→ Exercise
In the material, copy out the lines from the one containing "map-ytick-label: -30 — [655, 323, 673, 336]" through the one containing "diff-legend-left-label: temperature —", swapping "map-ytick-label" for "map-yaxis-label" and leaving everything else as it is.

→ Dataset rows

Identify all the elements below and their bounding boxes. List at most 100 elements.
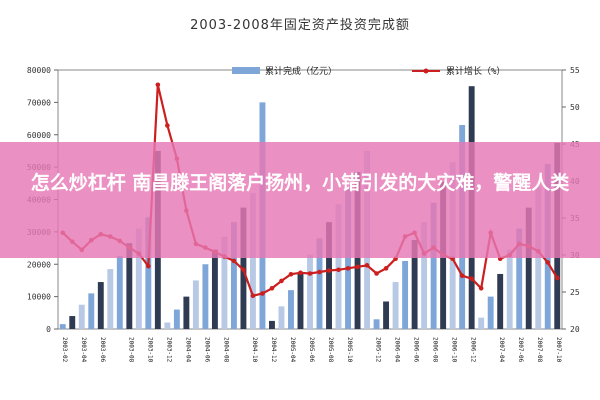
bar (59, 324, 66, 329)
bar (373, 319, 380, 329)
bar (392, 282, 399, 329)
growth-point (364, 263, 370, 268)
growth-point (469, 276, 474, 281)
bar (335, 204, 342, 329)
left-axis-tick-label: 10000 (27, 293, 51, 302)
bar (249, 193, 256, 329)
bar (202, 264, 209, 329)
bar (107, 269, 114, 329)
x-tick-label: 2003-08 (127, 337, 134, 363)
x-tick-label: 2005-06 (308, 337, 315, 363)
legend-bar-label: 累计完成（亿元） (265, 65, 337, 77)
left-axis-tick-label: 80000 (27, 66, 51, 75)
growth-point (146, 263, 151, 269)
growth-point (269, 286, 275, 291)
bar (411, 239, 418, 329)
legend-line-label: 累计增长（%） (446, 65, 505, 77)
growth-point (317, 269, 322, 275)
x-tick-label: 2003-12 (165, 337, 172, 363)
right-axis-tick-label: 55 (570, 66, 580, 75)
x-tick-label: 2006-06 (413, 337, 420, 363)
growth-point (231, 258, 237, 264)
x-tick-label: 2006-10 (451, 337, 458, 363)
growth-point (250, 293, 256, 299)
bar (307, 254, 313, 329)
growth-point (545, 260, 551, 265)
bar (297, 272, 304, 329)
x-tick-label: 2007-04 (498, 337, 505, 363)
growth-point (374, 271, 379, 276)
growth-point (383, 266, 389, 271)
x-tick-label: 2003-04 (80, 337, 87, 363)
headline-banner (0, 142, 600, 258)
x-tick-label: 2006-12 (470, 337, 477, 363)
bar (135, 228, 142, 329)
growth-point (241, 267, 246, 273)
bar (345, 188, 351, 329)
bar (402, 261, 409, 329)
right-axis-tick-label: 20 (570, 325, 580, 334)
growth-point (355, 264, 360, 270)
left-axis-tick-label: 0 (46, 325, 51, 334)
bar (230, 222, 237, 329)
bar (173, 309, 180, 329)
bar (192, 280, 199, 329)
growth-point (554, 275, 560, 281)
bar (478, 317, 485, 329)
x-tick-label: 2003-10 (146, 337, 153, 363)
x-tick-label: 2007-10 (555, 337, 562, 363)
bar (126, 243, 133, 329)
chart-title: 2003-2008年固定资产投资完成额 (190, 18, 410, 33)
x-tick-label: 2005-04 (289, 337, 296, 363)
x-tick-label: 2004-12 (270, 337, 277, 363)
bar (78, 304, 85, 329)
x-tick-label: 2004-04 (184, 337, 191, 363)
growth-point (345, 266, 351, 271)
bar (288, 290, 294, 329)
bar (326, 222, 332, 329)
right-axis-tick-label: 50 (570, 103, 580, 112)
bar (525, 207, 532, 329)
x-tick-label: 2005-08 (327, 337, 334, 363)
bar (221, 236, 228, 329)
bar (430, 202, 437, 329)
x-tick-label: 2003-06 (99, 337, 106, 363)
x-tick-label: 2006-04 (394, 337, 401, 363)
growth-point (326, 268, 332, 273)
left-axis-tick-label: 20000 (27, 260, 51, 269)
growth-point (279, 278, 284, 284)
legend-line-marker (423, 68, 429, 74)
x-tick-label: 2004-06 (203, 337, 210, 363)
bar (183, 296, 190, 329)
bar (88, 293, 95, 329)
x-tick-label: 2004-10 (251, 337, 258, 363)
growth-point (478, 286, 484, 291)
bar (497, 273, 504, 329)
bar (69, 316, 76, 329)
left-axis-tick-label: 60000 (27, 131, 51, 140)
bar (316, 238, 323, 329)
growth-point (307, 271, 313, 276)
bar (269, 320, 275, 329)
bar (97, 282, 104, 329)
bar (278, 306, 285, 329)
bar (487, 296, 494, 329)
bar (211, 249, 218, 329)
growth-point (298, 270, 303, 276)
left-axis-tick-label: 70000 (27, 98, 51, 107)
bar (516, 228, 523, 329)
x-tick-label: 2007-06 (517, 337, 524, 363)
bar (116, 256, 123, 329)
growth-point (155, 82, 161, 88)
bar (421, 222, 428, 329)
bar (383, 301, 390, 329)
bar (164, 322, 171, 329)
growth-point (260, 291, 265, 296)
right-axis-tick-label: 25 (570, 288, 580, 297)
headline-text[interactable]: 怎么炒杠杆 南昌滕王阁落户扬州，小错引发的大灾难，警醒人类 (30, 172, 570, 194)
x-tick-label: 2003-02 (61, 337, 68, 363)
legend-bar-swatch (232, 67, 260, 74)
growth-point (459, 273, 465, 279)
x-tick-label: 2005-10 (346, 337, 353, 363)
x-tick-label: 2007-08 (536, 337, 543, 363)
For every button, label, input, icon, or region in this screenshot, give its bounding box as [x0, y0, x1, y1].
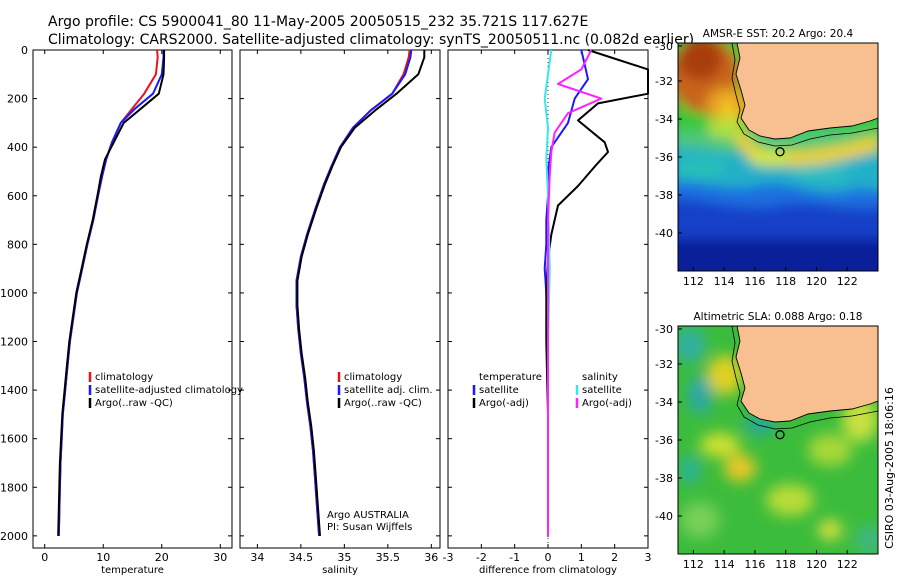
map-ytick-label: -30 — [655, 323, 673, 336]
shelf-contour-2 — [731, 326, 878, 430]
sal-xtick-label: 34 — [250, 551, 264, 564]
diff-legend-right-label: salinity — [582, 372, 618, 383]
map-ytick-label: -40 — [655, 227, 673, 240]
sal-plot-frame — [239, 49, 441, 549]
diff-legend-left-label: temperature — [479, 372, 542, 383]
depth-tick-label: 200 — [7, 93, 28, 106]
map-ytick-label: -34 — [655, 113, 673, 126]
sal-xtick-label: 36 — [424, 551, 438, 564]
map-xtick-label: 118 — [775, 558, 796, 571]
diff-xtick-label: 2 — [611, 551, 618, 564]
map-ytick-label: -32 — [655, 75, 673, 88]
temp-xlabel: temperature — [101, 565, 164, 576]
depth-tick-label: 1800 — [0, 481, 28, 494]
map-xtick-label: 116 — [744, 558, 765, 571]
temperature-panel: 0 10 20 30 temperature 0 200 400 600 800 1000 1200 1… — [0, 44, 243, 576]
temp-xtick-label: 10 — [96, 551, 110, 564]
series-line-satellite-adj-clim- — [295, 49, 413, 536]
map-ytick-label: -30 — [655, 40, 673, 53]
map-xtick-label: 122 — [837, 558, 858, 571]
map-xtick-label: 120 — [806, 275, 827, 288]
sal-legend-label: climatology — [344, 372, 402, 383]
figure-title-line1: Argo profile: CS 5900041_80 11-May-2005 … — [48, 14, 588, 30]
sal-xtick-label: 35.5 — [376, 551, 401, 564]
series-line-salinity-argo-adj- — [547, 49, 603, 536]
diff-legend-left-label: satellite — [479, 385, 519, 396]
map-xtick-label: 112 — [683, 275, 704, 288]
series-line-climatology — [57, 49, 159, 536]
float-credit-line: PI: Susan Wijffels — [327, 522, 412, 533]
sst-map-title: AMSR-E SST: 20.2 Argo: 20.4 — [703, 28, 854, 40]
depth-tick-label: 2000 — [0, 530, 28, 543]
shelf-contour — [731, 43, 878, 147]
map-ytick-label: -38 — [655, 472, 673, 485]
diff-xlabel: difference from climatology — [479, 565, 617, 576]
map-xtick-label: 118 — [775, 275, 796, 288]
series-line-temperature-argo-adj- — [545, 49, 649, 536]
map-xtick-label: 114 — [714, 558, 735, 571]
sla-map: Altimetric SLA: 0.088 Argo: 0.18 — [655, 311, 879, 571]
sst-map-axes: 112 114 116 118 120 122 -30 -32 -34 -36 -38 -40 — [655, 40, 858, 288]
temp-xtick-label: 30 — [213, 551, 227, 564]
diff-xtick-label: -3 — [443, 551, 454, 564]
depth-tick-label: 600 — [7, 190, 28, 203]
figure-title-line2: Climatology: CARS2000. Satellite-adjuste… — [48, 32, 694, 48]
map-xtick-label: 112 — [683, 558, 704, 571]
series-line-satellite-adjusted-climatology — [57, 50, 165, 536]
depth-tick-label: 1400 — [0, 384, 28, 397]
map-xtick-label: 114 — [714, 275, 735, 288]
sal-legend-label: satellite adj. clim. — [344, 385, 433, 396]
depth-tick-label: 800 — [7, 238, 28, 251]
map-ytick-label: -38 — [655, 189, 673, 202]
land-australia-2 — [735, 326, 878, 423]
diff-legend-left-label: Argo(-adj) — [479, 398, 529, 409]
diff-xtick-label: 1 — [578, 551, 585, 564]
sal-xtick-label: 35 — [337, 551, 351, 564]
sal-legend-label: Argo(..raw -QC) — [344, 398, 422, 409]
diff-xtick-label: -1 — [509, 551, 520, 564]
sal-xtick-label: 34.5 — [289, 551, 314, 564]
diff-legend-right-label: Argo(-adj) — [582, 398, 632, 409]
map-ytick-label: -36 — [655, 434, 673, 447]
series-line-argo-raw-qc- — [57, 50, 166, 536]
sst-map: AMSR-E SST: 20.2 Argo: 20.4 1 — [655, 28, 879, 288]
sla-map-title: Altimetric SLA: 0.088 Argo: 0.18 — [694, 311, 863, 323]
map-ytick-label: -32 — [655, 358, 673, 371]
temp-plot-frame — [32, 49, 233, 549]
float-position-marker — [775, 147, 785, 157]
depth-tick-label: 1600 — [0, 433, 28, 446]
map-ytick-label: -34 — [655, 396, 673, 409]
temp-legend-label: satellite-adjusted climatology — [95, 385, 243, 396]
depth-tick-label: 0 — [21, 44, 28, 57]
float-position-marker-2 — [775, 430, 785, 440]
depth-tick-label: 400 — [7, 141, 28, 154]
diff-legend-right-label: satellite — [582, 385, 622, 396]
credit-stamp: CSIRO 03-Aug-2005 18:06:16 — [883, 387, 896, 549]
diff-xtick-label: 0 — [545, 551, 552, 564]
map-xtick-label: 122 — [837, 275, 858, 288]
difference-panel: -3 -2 -1 0 1 2 3 difference from climatology tem… — [443, 49, 652, 576]
diff-xtick-label: -2 — [476, 551, 487, 564]
salinity-panel: 34 34.5 35 35.5 36 salinity climatology satelli… — [239, 49, 441, 576]
map-xtick-label: 120 — [806, 558, 827, 571]
map-ytick-label: -40 — [655, 510, 673, 523]
float-credit-line: Argo AUSTRALIA — [327, 510, 409, 521]
temp-legend-label: Argo(..raw -QC) — [95, 398, 173, 409]
land-australia — [735, 43, 878, 140]
diff-xtick-label: 3 — [645, 551, 652, 564]
temp-xtick-label: 0 — [41, 551, 48, 564]
depth-tick-label: 1200 — [0, 336, 28, 349]
temp-legend-label: climatology — [95, 372, 153, 383]
sal-xlabel: salinity — [322, 565, 358, 576]
map-ytick-label: -36 — [655, 151, 673, 164]
sla-map-axes: 112 114 116 118 120 122 -30 -32 -34 -36 -38 -40 — [655, 323, 858, 571]
temp-xtick-label: 20 — [155, 551, 169, 564]
depth-tick-label: 1000 — [0, 287, 28, 300]
map-xtick-label: 116 — [744, 275, 765, 288]
series-line-argo-raw-qc- — [296, 50, 426, 536]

→ Correct response
map-yaxis-label: -30 — [655, 323, 673, 336]
shelf-contour-2 — [731, 326, 878, 430]
sal-xtick-label: 34 — [250, 551, 264, 564]
diff-legend-right-label: salinity — [582, 372, 618, 383]
map-yaxis-label: -40 — [655, 227, 673, 240]
sal-plot-frame — [239, 49, 441, 549]
diff-legend-left-label: temperature — [479, 372, 542, 383]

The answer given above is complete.